▶ _WORK TO COMPLETE_: Drop all images and give the records again exactly.

▶ _A block of data_:

::::::::

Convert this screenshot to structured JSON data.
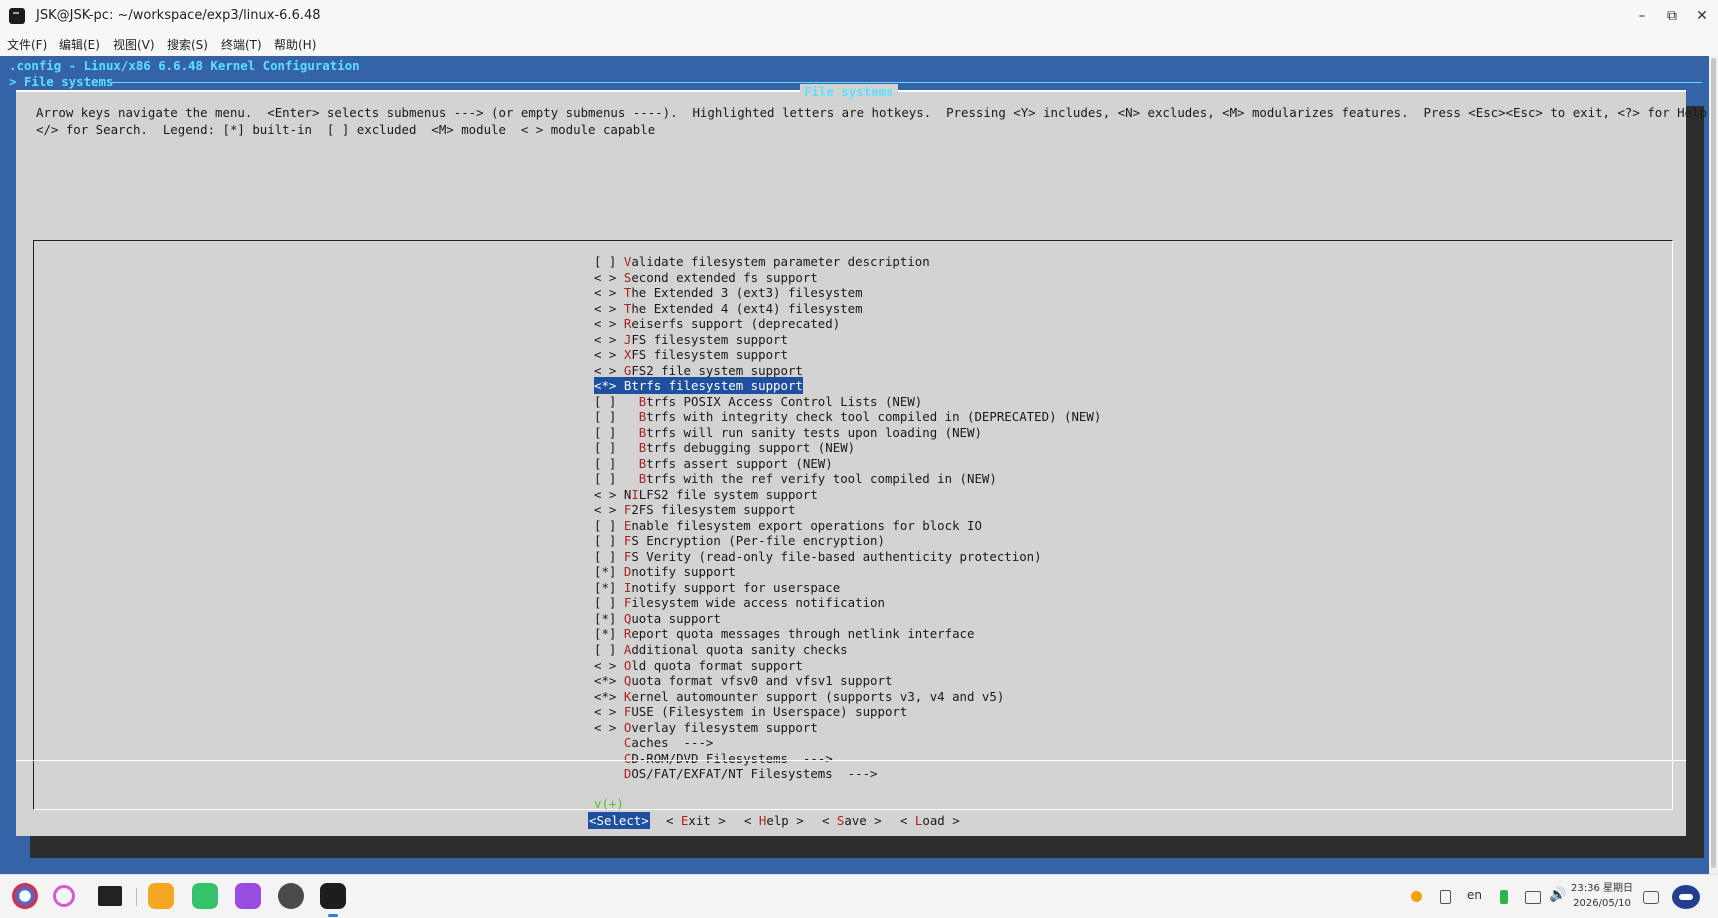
{
  "window": {
    "title": "JSK@JSK-pc: ~/workspace/exp3/linux-6.6.48",
    "minimize_glyph": "–",
    "restore_glyph": "⧉",
    "close_glyph": "✕"
  },
  "menubar": {
    "items": [
      "文件(F)",
      "编辑(E)",
      "视图(V)",
      "搜索(S)",
      "终端(T)",
      "帮助(H)"
    ]
  },
  "terminal": {
    "config_line": ".config - Linux/x86 6.6.48 Kernel Configuration",
    "breadcrumb": "> File systems",
    "dialog_title": "File systems",
    "help_lines": [
      "Arrow keys navigate the menu.  <Enter> selects submenus ---> (or empty submenus ----).  Highlighted letters are hotkeys.  Pressing <Y> includes, <N> excludes, <M> modularizes features.  Press <Esc><Esc> to exit, <?> for Help,",
      "</> for Search.  Legend: [*] built-in  [ ] excluded  <M> module  < > module capable"
    ],
    "items": [
      {
        "prefix": "[ ] ",
        "hotkey": "V",
        "rest": "alidate filesystem parameter description",
        "selected": false
      },
      {
        "prefix": "< > ",
        "hotkey": "S",
        "rest": "econd extended fs support",
        "selected": false
      },
      {
        "prefix": "< > ",
        "hotkey": "T",
        "rest": "he Extended 3 (ext3) filesystem",
        "selected": false
      },
      {
        "prefix": "< > ",
        "hotkey": "T",
        "rest": "he Extended 4 (ext4) filesystem",
        "selected": false
      },
      {
        "prefix": "< > ",
        "hotkey": "R",
        "rest": "eiserfs support (deprecated)",
        "selected": false
      },
      {
        "prefix": "< > ",
        "hotkey": "J",
        "rest": "FS filesystem support",
        "selected": false
      },
      {
        "prefix": "< > ",
        "hotkey": "X",
        "rest": "FS filesystem support",
        "selected": false
      },
      {
        "prefix": "< > ",
        "hotkey": "G",
        "rest": "FS2 file system support",
        "selected": false
      },
      {
        "prefix": "<*> ",
        "hotkey": "B",
        "rest": "trfs filesystem support",
        "selected": true
      },
      {
        "prefix": "[ ]   ",
        "hotkey": "B",
        "rest": "trfs POSIX Access Control Lists (NEW)",
        "selected": false
      },
      {
        "prefix": "[ ]   ",
        "hotkey": "B",
        "rest": "trfs with integrity check tool compiled in (DEPRECATED) (NEW)",
        "selected": false
      },
      {
        "prefix": "[ ]   ",
        "hotkey": "B",
        "rest": "trfs will run sanity tests upon loading (NEW)",
        "selected": false
      },
      {
        "prefix": "[ ]   ",
        "hotkey": "B",
        "rest": "trfs debugging support (NEW)",
        "selected": false
      },
      {
        "prefix": "[ ]   ",
        "hotkey": "B",
        "rest": "trfs assert support (NEW)",
        "selected": false
      },
      {
        "prefix": "[ ]   ",
        "hotkey": "B",
        "rest": "trfs with the ref verify tool compiled in (NEW)",
        "selected": false
      },
      {
        "prefix": "< > N",
        "hotkey": "I",
        "rest": "LFS2 file system support",
        "selected": false
      },
      {
        "prefix": "< > ",
        "hotkey": "F",
        "rest": "2FS filesystem support",
        "selected": false
      },
      {
        "prefix": "[ ] ",
        "hotkey": "E",
        "rest": "nable filesystem export operations for block IO",
        "selected": false
      },
      {
        "prefix": "[ ] ",
        "hotkey": "F",
        "rest": "S Encryption (Per-file encryption)",
        "selected": false
      },
      {
        "prefix": "[ ] ",
        "hotkey": "F",
        "rest": "S Verity (read-only file-based authenticity protection)",
        "selected": false
      },
      {
        "prefix": "[*] ",
        "hotkey": "D",
        "rest": "notify support",
        "selected": false
      },
      {
        "prefix": "[*] ",
        "hotkey": "I",
        "rest": "notify support for userspace",
        "selected": false
      },
      {
        "prefix": "[ ] ",
        "hotkey": "F",
        "rest": "ilesystem wide access notification",
        "selected": false
      },
      {
        "prefix": "[*] ",
        "hotkey": "Q",
        "rest": "uota support",
        "selected": false
      },
      {
        "prefix": "[*] ",
        "hotkey": "R",
        "rest": "eport quota messages through netlink interface",
        "selected": false
      },
      {
        "prefix": "[ ] ",
        "hotkey": "A",
        "rest": "dditional quota sanity checks",
        "selected": false
      },
      {
        "prefix": "< > ",
        "hotkey": "O",
        "rest": "ld quota format support",
        "selected": false
      },
      {
        "prefix": "<*> ",
        "hotkey": "Q",
        "rest": "uota format vfsv0 and vfsv1 support",
        "selected": false
      },
      {
        "prefix": "<*> ",
        "hotkey": "K",
        "rest": "ernel automounter support (supports v3, v4 and v5)",
        "selected": false
      },
      {
        "prefix": "< > ",
        "hotkey": "F",
        "rest": "USE (Filesystem in Userspace) support",
        "selected": false
      },
      {
        "prefix": "< > ",
        "hotkey": "O",
        "rest": "verlay filesystem support",
        "selected": false
      },
      {
        "prefix": "    ",
        "hotkey": "C",
        "rest": "aches  --->",
        "selected": false
      },
      {
        "prefix": "    ",
        "hotkey": "C",
        "rest": "D-ROM/DVD Filesystems  --->",
        "selected": false
      },
      {
        "prefix": "    ",
        "hotkey": "D",
        "rest": "OS/FAT/EXFAT/NT Filesystems  --->",
        "selected": false
      }
    ],
    "more_indicator": "v(+)",
    "buttons": [
      {
        "pre": "<",
        "hotkey": "S",
        "rest": "elect>",
        "selected": true
      },
      {
        "pre": "< ",
        "hotkey": "E",
        "rest": "xit >",
        "selected": false
      },
      {
        "pre": "< ",
        "hotkey": "H",
        "rest": "elp >",
        "selected": false
      },
      {
        "pre": "< ",
        "hotkey": "S",
        "rest": "ave >",
        "selected": false
      },
      {
        "pre": "< ",
        "hotkey": "L",
        "rest": "oad >",
        "selected": false
      }
    ]
  },
  "taskbar": {
    "apps": [
      "launcher-icon",
      "search-icon",
      "multitask-icon",
      "files-icon",
      "chat-icon",
      "camera-icon",
      "settings-icon",
      "terminal-icon"
    ],
    "tray": {
      "lang": "en",
      "volume_glyph": "🔊",
      "time": "23:36 星期日",
      "date": "2026/05/10"
    }
  },
  "colors": {
    "terminal_bg": "#3563a8",
    "dialog_bg": "#d3d3d3",
    "title_cyan": "#5be1ff",
    "hotkey_red": "#b02020",
    "selected_bg": "#1f4f9f",
    "more_green": "#49c32c"
  }
}
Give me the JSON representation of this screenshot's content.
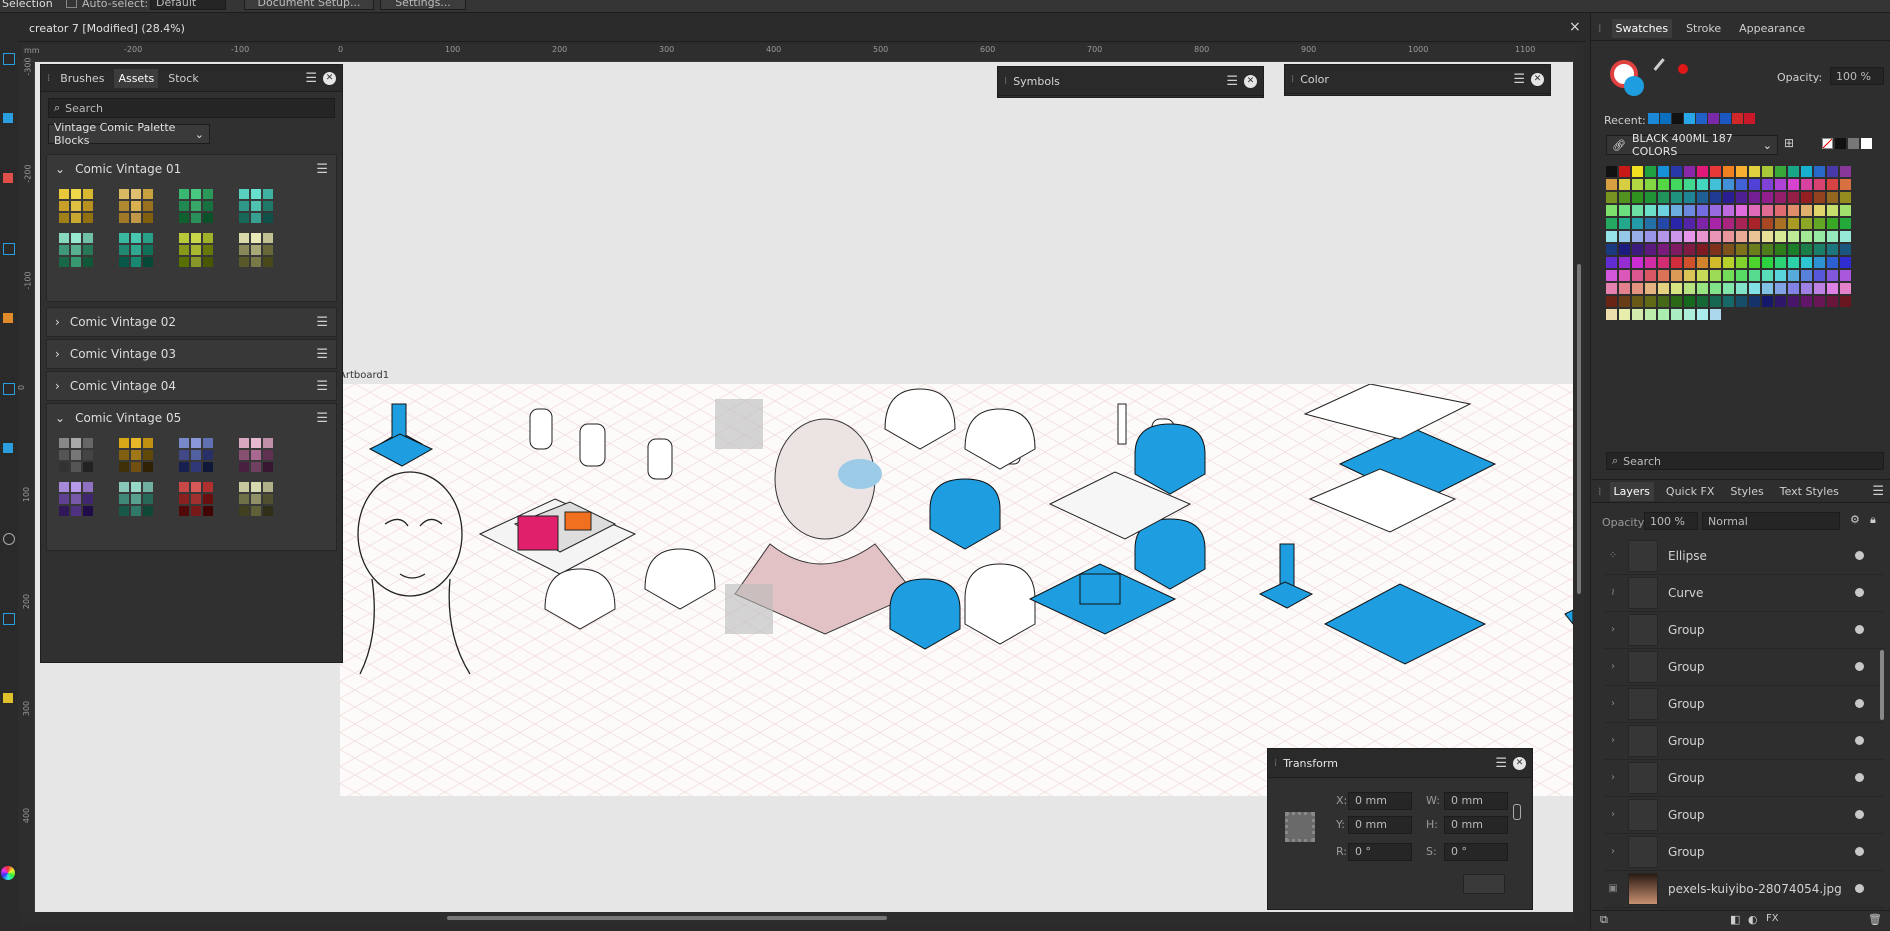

::::::::

▶ _CORRECT OUTPUT_:
Convert this screenshot to structured JSON data.
{
  "window": {
    "title": "JSK@JSK-pc: ~/workspace/exp3/linux-6.6.48",
    "minimize_glyph": "–",
    "restore_glyph": "⧉",
    "close_glyph": "✕"
  },
  "menubar": {
    "items": [
      "文件(F)",
      "编辑(E)",
      "视图(V)",
      "搜索(S)",
      "终端(T)",
      "帮助(H)"
    ]
  },
  "terminal": {
    "config_line": ".config - Linux/x86 6.6.48 Kernel Configuration",
    "breadcrumb": "> File systems",
    "dialog_title": "File systems",
    "help_lines": [
      "Arrow keys navigate the menu.  <Enter> selects submenus ---> (or empty submenus ----).  Highlighted letters are hotkeys.  Pressing <Y> includes, <N> excludes, <M> modularizes features.  Press <Esc><Esc> to exit, <?> for Help,",
      "</> for Search.  Legend: [*] built-in  [ ] excluded  <M> module  < > module capable"
    ],
    "items": [
      {
        "prefix": "[ ] ",
        "hotkey": "V",
        "rest": "alidate filesystem parameter description",
        "selected": false
      },
      {
        "prefix": "< > ",
        "hotkey": "S",
        "rest": "econd extended fs support",
        "selected": false
      },
      {
        "prefix": "< > ",
        "hotkey": "T",
        "rest": "he Extended 3 (ext3) filesystem",
        "selected": false
      },
      {
        "prefix": "< > ",
        "hotkey": "T",
        "rest": "he Extended 4 (ext4) filesystem",
        "selected": false
      },
      {
        "prefix": "< > ",
        "hotkey": "R",
        "rest": "eiserfs support (deprecated)",
        "selected": false
      },
      {
        "prefix": "< > ",
        "hotkey": "J",
        "rest": "FS filesystem support",
        "selected": false
      },
      {
        "prefix": "< > ",
        "hotkey": "X",
        "rest": "FS filesystem support",
        "selected": false
      },
      {
        "prefix": "< > ",
        "hotkey": "G",
        "rest": "FS2 file system support",
        "selected": false
      },
      {
        "prefix": "<*> ",
        "hotkey": "B",
        "rest": "trfs filesystem support",
        "selected": true
      },
      {
        "prefix": "[ ]   ",
        "hotkey": "B",
        "rest": "trfs POSIX Access Control Lists (NEW)",
        "selected": false
      },
      {
        "prefix": "[ ]   ",
        "hotkey": "B",
        "rest": "trfs with integrity check tool compiled in (DEPRECATED) (NEW)",
        "selected": false
      },
      {
        "prefix": "[ ]   ",
        "hotkey": "B",
        "rest": "trfs will run sanity tests upon loading (NEW)",
        "selected": false
      },
      {
        "prefix": "[ ]   ",
        "hotkey": "B",
        "rest": "trfs debugging support (NEW)",
        "selected": false
      },
      {
        "prefix": "[ ]   ",
        "hotkey": "B",
        "rest": "trfs assert support (NEW)",
        "selected": false
      },
      {
        "prefix": "[ ]   ",
        "hotkey": "B",
        "rest": "trfs with the ref verify tool compiled in (NEW)",
        "selected": false
      },
      {
        "prefix": "< > N",
        "hotkey": "I",
        "rest": "LFS2 file system support",
        "selected": false
      },
      {
        "prefix": "< > ",
        "hotkey": "F",
        "rest": "2FS filesystem support",
        "selected": false
      },
      {
        "prefix": "[ ] ",
        "hotkey": "E",
        "rest": "nable filesystem export operations for block IO",
        "selected": false
      },
      {
        "prefix": "[ ] ",
        "hotkey": "F",
        "rest": "S Encryption (Per-file encryption)",
        "selected": false
      },
      {
        "prefix": "[ ] ",
        "hotkey": "F",
        "rest": "S Verity (read-only file-based authenticity protection)",
        "selected": false
      },
      {
        "prefix": "[*] ",
        "hotkey": "D",
        "rest": "notify support",
        "selected": false
      },
      {
        "prefix": "[*] ",
        "hotkey": "I",
        "rest": "notify support for userspace",
        "selected": false
      },
      {
        "prefix": "[ ] ",
        "hotkey": "F",
        "rest": "ilesystem wide access notification",
        "selected": false
      },
      {
        "prefix": "[*] ",
        "hotkey": "Q",
        "rest": "uota support",
        "selected": false
      },
      {
        "prefix": "[*] ",
        "hotkey": "R",
        "rest": "eport quota messages through netlink interface",
        "selected": false
      },
      {
        "prefix": "[ ] ",
        "hotkey": "A",
        "rest": "dditional quota sanity checks",
        "selected": false
      },
      {
        "prefix": "< > ",
        "hotkey": "O",
        "rest": "ld quota format support",
        "selected": false
      },
      {
        "prefix": "<*> ",
        "hotkey": "Q",
        "rest": "uota format vfsv0 and vfsv1 support",
        "selected": false
      },
      {
        "prefix": "<*> ",
        "hotkey": "K",
        "rest": "ernel automounter support (supports v3, v4 and v5)",
        "selected": false
      },
      {
        "prefix": "< > ",
        "hotkey": "F",
        "rest": "USE (Filesystem in Userspace) support",
        "selected": false
      },
      {
        "prefix": "< > ",
        "hotkey": "O",
        "rest": "verlay filesystem support",
        "selected": false
      },
      {
        "prefix": "    ",
        "hotkey": "C",
        "rest": "aches  --->",
        "selected": false
      },
      {
        "prefix": "    ",
        "hotkey": "C",
        "rest": "D-ROM/DVD Filesystems  --->",
        "selected": false
      },
      {
        "prefix": "    ",
        "hotkey": "D",
        "rest": "OS/FAT/EXFAT/NT Filesystems  --->",
        "selected": false
      }
    ],
    "more_indicator": "v(+)",
    "buttons": [
      {
        "pre": "<",
        "hotkey": "S",
        "rest": "elect>",
        "selected": true
      },
      {
        "pre": "< ",
        "hotkey": "E",
        "rest": "xit >",
        "selected": false
      },
      {
        "pre": "< ",
        "hotkey": "H",
        "rest": "elp >",
        "selected": false
      },
      {
        "pre": "< ",
        "hotkey": "S",
        "rest": "ave >",
        "selected": false
      },
      {
        "pre": "< ",
        "hotkey": "L",
        "rest": "oad >",
        "selected": false
      }
    ]
  },
  "taskbar": {
    "apps": [
      "launcher-icon",
      "search-icon",
      "multitask-icon",
      "files-icon",
      "chat-icon",
      "camera-icon",
      "settings-icon",
      "terminal-icon"
    ],
    "tray": {
      "lang": "en",
      "volume_glyph": "🔊",
      "time": "23:36 星期日",
      "date": "2026/05/10"
    }
  },
  "colors": {
    "terminal_bg": "#3563a8",
    "dialog_bg": "#d3d3d3",
    "title_cyan": "#5be1ff",
    "hotkey_red": "#b02020",
    "selected_bg": "#1f4f9f",
    "more_green": "#49c32c"
  }
}
Give me the JSON representation of this screenshot's content.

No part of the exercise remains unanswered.